_WHAT THE TASK REQUIRES_. Print the range of lines that opens with the line containing "Enumerate this screenshot's" and closes with the last line of the listing. Include both ends; print nothing more.

_RECORDS SUPPLIED_.
((

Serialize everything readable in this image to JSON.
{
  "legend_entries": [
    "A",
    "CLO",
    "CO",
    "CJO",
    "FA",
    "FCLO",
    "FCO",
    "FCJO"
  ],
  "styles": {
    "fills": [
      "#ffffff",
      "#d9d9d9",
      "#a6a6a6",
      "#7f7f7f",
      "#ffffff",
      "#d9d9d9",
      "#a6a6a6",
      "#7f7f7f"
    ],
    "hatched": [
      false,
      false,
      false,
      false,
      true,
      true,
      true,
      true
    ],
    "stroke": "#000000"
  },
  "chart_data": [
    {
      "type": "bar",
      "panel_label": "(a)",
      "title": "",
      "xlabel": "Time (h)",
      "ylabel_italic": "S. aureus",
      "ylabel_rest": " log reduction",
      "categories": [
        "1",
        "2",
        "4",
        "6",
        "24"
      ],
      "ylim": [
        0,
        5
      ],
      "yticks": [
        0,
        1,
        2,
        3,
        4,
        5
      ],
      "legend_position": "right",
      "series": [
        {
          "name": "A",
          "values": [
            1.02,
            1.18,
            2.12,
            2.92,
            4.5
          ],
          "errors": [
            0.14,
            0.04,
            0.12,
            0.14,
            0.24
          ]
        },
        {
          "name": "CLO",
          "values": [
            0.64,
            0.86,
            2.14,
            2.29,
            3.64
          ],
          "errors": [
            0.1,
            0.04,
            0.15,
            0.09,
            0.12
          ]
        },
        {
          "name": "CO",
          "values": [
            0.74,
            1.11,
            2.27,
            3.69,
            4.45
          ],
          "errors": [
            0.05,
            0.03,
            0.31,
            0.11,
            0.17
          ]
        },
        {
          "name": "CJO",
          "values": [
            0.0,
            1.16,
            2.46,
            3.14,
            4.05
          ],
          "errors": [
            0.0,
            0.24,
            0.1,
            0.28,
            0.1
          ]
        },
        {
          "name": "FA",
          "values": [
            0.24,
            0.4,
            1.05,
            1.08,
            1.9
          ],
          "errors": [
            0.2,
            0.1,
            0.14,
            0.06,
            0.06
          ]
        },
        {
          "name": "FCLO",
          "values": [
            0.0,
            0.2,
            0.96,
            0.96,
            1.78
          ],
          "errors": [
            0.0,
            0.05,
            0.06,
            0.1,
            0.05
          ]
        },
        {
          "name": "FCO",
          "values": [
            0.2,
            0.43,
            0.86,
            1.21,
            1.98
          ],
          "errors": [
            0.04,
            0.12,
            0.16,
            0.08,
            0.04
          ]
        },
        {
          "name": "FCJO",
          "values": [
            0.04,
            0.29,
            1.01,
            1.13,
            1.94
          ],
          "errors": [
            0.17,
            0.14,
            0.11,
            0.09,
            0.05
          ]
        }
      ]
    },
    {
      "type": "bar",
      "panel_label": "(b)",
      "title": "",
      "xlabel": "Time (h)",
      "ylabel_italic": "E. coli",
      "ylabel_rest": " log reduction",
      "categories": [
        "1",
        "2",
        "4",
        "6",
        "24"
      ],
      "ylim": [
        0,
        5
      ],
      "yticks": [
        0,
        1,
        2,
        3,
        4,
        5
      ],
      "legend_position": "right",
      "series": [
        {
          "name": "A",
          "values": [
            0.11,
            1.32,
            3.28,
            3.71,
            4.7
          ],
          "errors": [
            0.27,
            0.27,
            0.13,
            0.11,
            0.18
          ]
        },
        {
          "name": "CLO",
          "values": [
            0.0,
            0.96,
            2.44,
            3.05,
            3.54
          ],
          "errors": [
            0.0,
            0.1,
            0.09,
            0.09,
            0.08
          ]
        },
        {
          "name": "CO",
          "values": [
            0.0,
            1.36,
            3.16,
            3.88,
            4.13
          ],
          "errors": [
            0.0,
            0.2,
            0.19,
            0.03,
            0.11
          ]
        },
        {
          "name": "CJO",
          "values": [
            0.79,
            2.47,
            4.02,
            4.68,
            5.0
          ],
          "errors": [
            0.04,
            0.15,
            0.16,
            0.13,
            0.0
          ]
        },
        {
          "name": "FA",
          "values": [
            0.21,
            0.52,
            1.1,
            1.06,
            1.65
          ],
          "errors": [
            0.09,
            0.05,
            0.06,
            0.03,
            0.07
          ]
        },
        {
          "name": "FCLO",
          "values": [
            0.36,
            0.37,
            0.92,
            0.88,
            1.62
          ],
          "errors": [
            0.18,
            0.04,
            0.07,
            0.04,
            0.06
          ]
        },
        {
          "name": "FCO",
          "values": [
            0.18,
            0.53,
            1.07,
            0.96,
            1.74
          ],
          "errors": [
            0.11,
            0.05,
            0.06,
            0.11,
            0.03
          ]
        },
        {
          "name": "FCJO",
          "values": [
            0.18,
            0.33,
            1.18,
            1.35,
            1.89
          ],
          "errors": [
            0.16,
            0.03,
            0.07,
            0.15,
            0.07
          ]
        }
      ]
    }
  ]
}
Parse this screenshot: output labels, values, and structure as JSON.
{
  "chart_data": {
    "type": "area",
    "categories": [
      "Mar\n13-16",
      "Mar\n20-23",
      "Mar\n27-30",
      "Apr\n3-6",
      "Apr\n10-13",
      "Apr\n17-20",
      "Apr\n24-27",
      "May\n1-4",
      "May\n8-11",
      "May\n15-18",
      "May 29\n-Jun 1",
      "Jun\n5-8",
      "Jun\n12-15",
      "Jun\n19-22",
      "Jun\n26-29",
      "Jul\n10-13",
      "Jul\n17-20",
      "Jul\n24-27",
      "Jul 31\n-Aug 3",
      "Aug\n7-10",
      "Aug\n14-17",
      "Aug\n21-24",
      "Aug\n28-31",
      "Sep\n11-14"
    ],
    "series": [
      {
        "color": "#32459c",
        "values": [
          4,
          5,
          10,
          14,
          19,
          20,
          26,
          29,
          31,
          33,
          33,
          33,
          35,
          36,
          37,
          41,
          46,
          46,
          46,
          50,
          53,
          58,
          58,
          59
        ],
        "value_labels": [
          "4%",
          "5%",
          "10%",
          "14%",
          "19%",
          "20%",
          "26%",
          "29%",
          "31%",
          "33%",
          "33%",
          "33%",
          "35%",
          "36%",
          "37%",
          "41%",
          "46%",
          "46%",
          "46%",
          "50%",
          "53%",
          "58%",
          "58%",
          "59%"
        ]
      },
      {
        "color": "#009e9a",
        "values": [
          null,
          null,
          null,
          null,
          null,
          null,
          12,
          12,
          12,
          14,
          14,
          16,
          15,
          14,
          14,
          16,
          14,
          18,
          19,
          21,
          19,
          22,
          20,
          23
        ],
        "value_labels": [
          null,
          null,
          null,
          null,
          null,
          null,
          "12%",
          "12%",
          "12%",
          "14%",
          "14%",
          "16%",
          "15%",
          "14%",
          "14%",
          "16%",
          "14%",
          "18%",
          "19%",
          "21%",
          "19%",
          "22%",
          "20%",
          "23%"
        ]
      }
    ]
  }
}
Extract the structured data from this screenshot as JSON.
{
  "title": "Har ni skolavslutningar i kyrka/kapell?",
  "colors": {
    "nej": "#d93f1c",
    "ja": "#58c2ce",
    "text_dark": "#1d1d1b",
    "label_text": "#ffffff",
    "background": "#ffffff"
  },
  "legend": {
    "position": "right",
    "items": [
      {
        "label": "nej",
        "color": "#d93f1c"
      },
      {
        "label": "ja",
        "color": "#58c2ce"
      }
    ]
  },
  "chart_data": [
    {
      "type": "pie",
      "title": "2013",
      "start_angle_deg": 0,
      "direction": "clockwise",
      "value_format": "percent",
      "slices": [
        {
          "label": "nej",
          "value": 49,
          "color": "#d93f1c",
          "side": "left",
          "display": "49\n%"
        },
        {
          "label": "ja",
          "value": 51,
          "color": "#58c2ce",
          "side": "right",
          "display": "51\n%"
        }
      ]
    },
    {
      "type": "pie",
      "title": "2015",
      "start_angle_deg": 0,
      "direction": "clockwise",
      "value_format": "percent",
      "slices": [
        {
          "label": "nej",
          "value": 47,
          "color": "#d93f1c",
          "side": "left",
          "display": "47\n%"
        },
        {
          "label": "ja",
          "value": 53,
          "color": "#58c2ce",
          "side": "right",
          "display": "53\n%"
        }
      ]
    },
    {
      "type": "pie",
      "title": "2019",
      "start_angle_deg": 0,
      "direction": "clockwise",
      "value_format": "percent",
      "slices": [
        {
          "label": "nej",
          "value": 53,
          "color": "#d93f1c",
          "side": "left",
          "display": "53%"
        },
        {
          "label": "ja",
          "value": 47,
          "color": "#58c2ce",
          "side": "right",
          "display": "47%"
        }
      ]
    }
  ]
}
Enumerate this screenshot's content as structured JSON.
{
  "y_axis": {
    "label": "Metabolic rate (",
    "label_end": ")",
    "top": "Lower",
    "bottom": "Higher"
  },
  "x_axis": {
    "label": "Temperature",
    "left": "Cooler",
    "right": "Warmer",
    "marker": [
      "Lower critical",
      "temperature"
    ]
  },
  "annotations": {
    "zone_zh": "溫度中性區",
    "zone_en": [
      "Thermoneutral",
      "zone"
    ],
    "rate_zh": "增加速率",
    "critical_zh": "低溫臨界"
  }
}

))

_ANSWER TO THE EXERCISE_.
Enumerate this screenshot's content as structured JSON.
{
  "y_axis": {
    "label": "Metabolic rate (",
    "label_end": ")",
    "top": "Lower",
    "bottom": "Higher"
  },
  "x_axis": {
    "label": "Temperature",
    "left": "Cooler",
    "right": "Warmer",
    "marker": [
      "Lower critical",
      "temperature"
    ]
  },
  "annotations": {
    "zone_zh": "溫度中性區",
    "zone_en": [
      "Thermoneutral",
      "zone"
    ],
    "rate_zh": "增加速率",
    "critical_zh": "低溫臨界"
  }
}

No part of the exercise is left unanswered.